-- BEGIN RECORD EXCERPTS --
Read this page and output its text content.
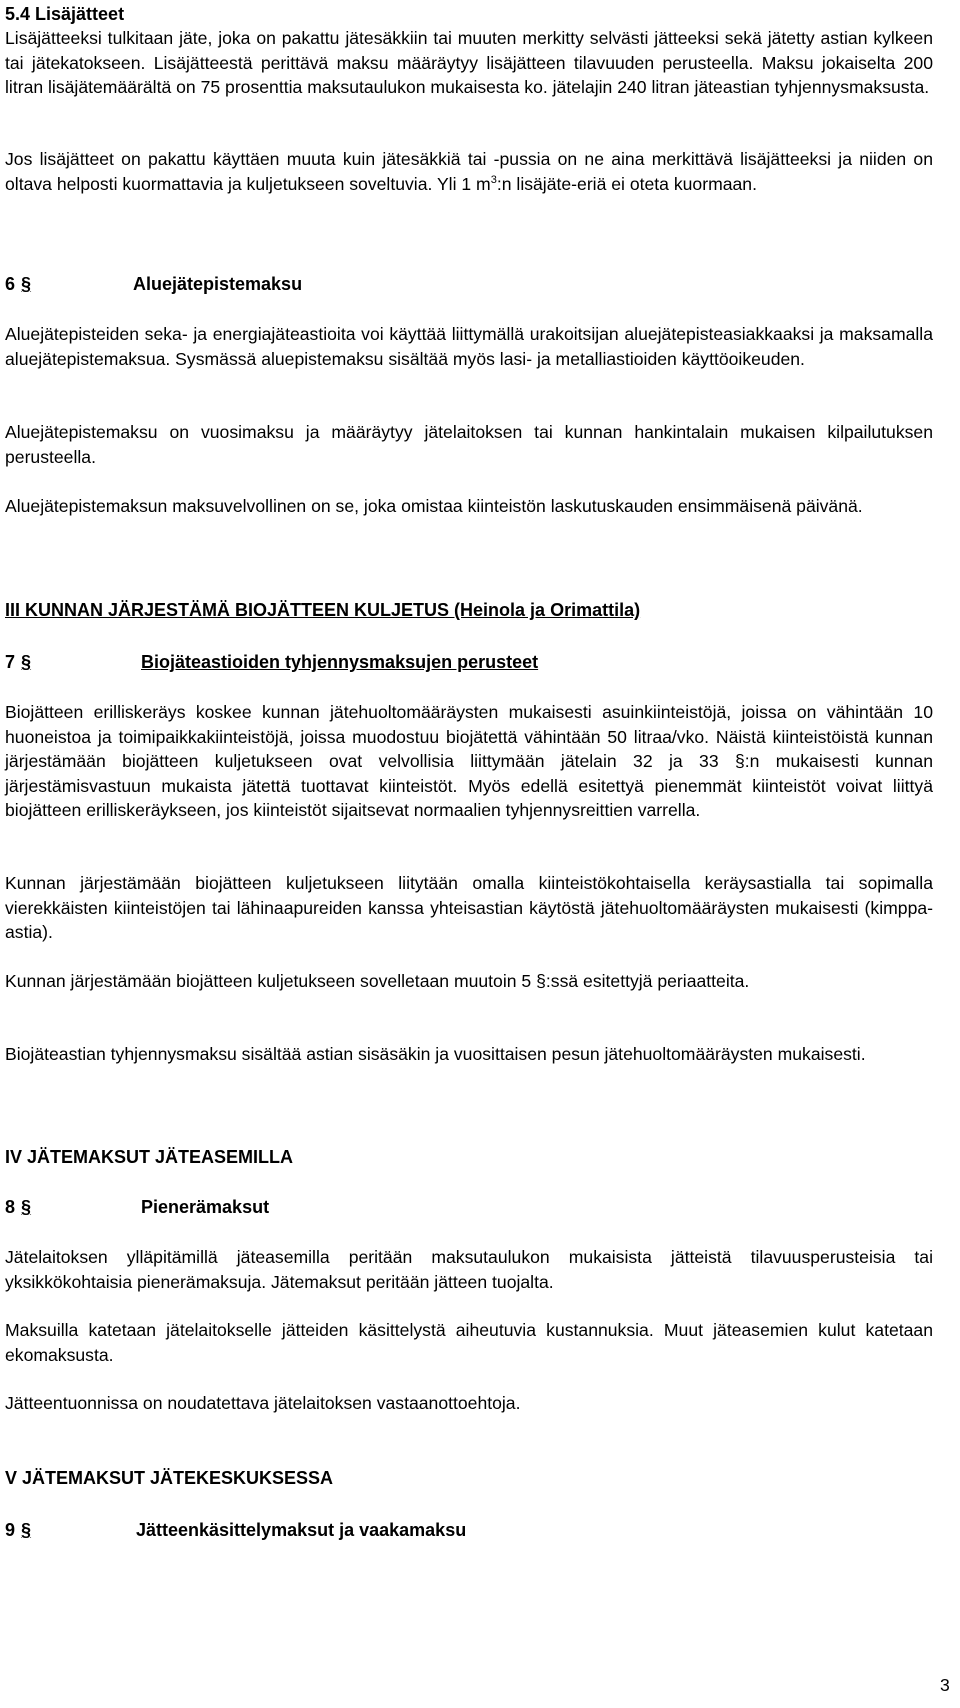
5.4 Lisäjätteet

Lisäjätteeksi tulkitaan jäte, joka on pakattu jätesäkkiin tai muuten merkitty selvästi jätteeksi sekä jätetty astian kylkeen tai jätekatokseen. Lisäjätteestä perittävä maksu määräytyy lisäjätteen tilavuuden perusteella. Maksu jokaiselta 200 litran lisäjätemäärältä on 75 prosenttia maksutaulukon mukaisesta ko. jätelajin 240 litran jäteastian tyhjennysmaksusta.

Jos lisäjätteet on pakattu käyttäen muuta kuin jätesäkkiä tai -pussia on ne aina merkittävä lisäjätteeksi ja niiden on oltava helposti kuormattavia ja kuljetukseen soveltuvia. Yli 1 $m^3:n$ lisäjäte-eriä ei oteta kuormaan.

6 §	Aluejätepistemaksu

Aluejätepisteiden seka- ja energiajäteastioita voi käyttää liittymällä urakoitsijan aluejätepisteasiakkaaksi ja maksamalla aluejätepistemaksua. Sysmässä aluepistemaksu sisältää myös lasi- ja metalliastioiden käyttöoikeuden.

Aluejätepistemaksu on vuosimaksu ja määräytyy jätelaitoksen tai kunnan hankintalain mukaisen kilpailutuksen perusteella.

Aluejätepistemaksun maksuvelvollinen on se, joka omistaa kiinteistön laskutuskauden ensimmäisenä päivänä.

III KUNNAN JÄRJESTÄMÄ BIOJÄTTEEN KULJETUS (Heinola ja Orimattila)
7 §	Biojäteastioiden tyhjennysmaksujen perusteet

Biojätteen erilliskeräys koskee kunnan jätehuoltomääräysten mukaisesti asuinkiinteistöjä, joissa on vähintään 10 huoneistoa ja toimipaikkakiinteistöjä, joissa muodostuu biojätettä vähintään 50 litraa/vko. Näistä kiinteistöistä kunnan järjestämään biojätteen kuljetukseen ovat velvollisia liittymään jätelain 32 ja 33 §:n mukaisesti kunnan järjestämisvastuun mukaista jätettä tuottavat kiinteistöt. Myös edellä esitettyä pienemmät kiinteistöt voivat liittyä biojätteen erilliskeräykseen, jos kiinteistöt sijaitsevat normaalien tyhjennysreittien varrella.

Kunnan järjestämään biojätteen kuljetukseen liitytään omalla kiinteistökohtaisella keräysastialla tai sopimalla vierekkäisten kiinteistöjen tai lähinaapureiden kanssa yhteisastian käytöstä jätehuoltomääräysten mukaisesti (kimppa-astia).

Kunnan järjestämään biojätteen kuljetukseen sovelletaan muutoin 5 §:ssä esitettyjä periaatteita.

Biojäteastian tyhjennysmaksu sisältää astian sisäsäkin ja vuosittaisen pesun jätehuoltomääräysten mukaisesti.

IV JÄTEMAKSUT JÄTEASEMILLA
8 §	Pienerämaksut

Jätelaitoksen ylläpitämillä jäteasemilla peritään maksutaulukon mukaisista jätteistä tilavuusperusteisia tai yksikkökohtaisia pienerämaksuja. Jätemaksut peritään jätteen tuojalta.

Maksuilla katetaan jätelaitokselle jätteiden käsittelystä aiheutuvia kustannuksia. Muut jäteasemien kulut katetaan ekomaksusta.

Jätteentuonnissa on noudatettava jätelaitoksen vastaanottoehtoja.

V JÄTEMAKSUT JÄTEKESKUKSESSA
9 §	Jätteenkäsittelymaksut ja vaakamaksu
3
-- END RECORD EXCERPTS --
▸ **PROBLEM TO WORK ON**
Determine how many lines of the listing above include the word "määräytyy", and report that number only.

▸ **RESPONSE TO THE TASK**
2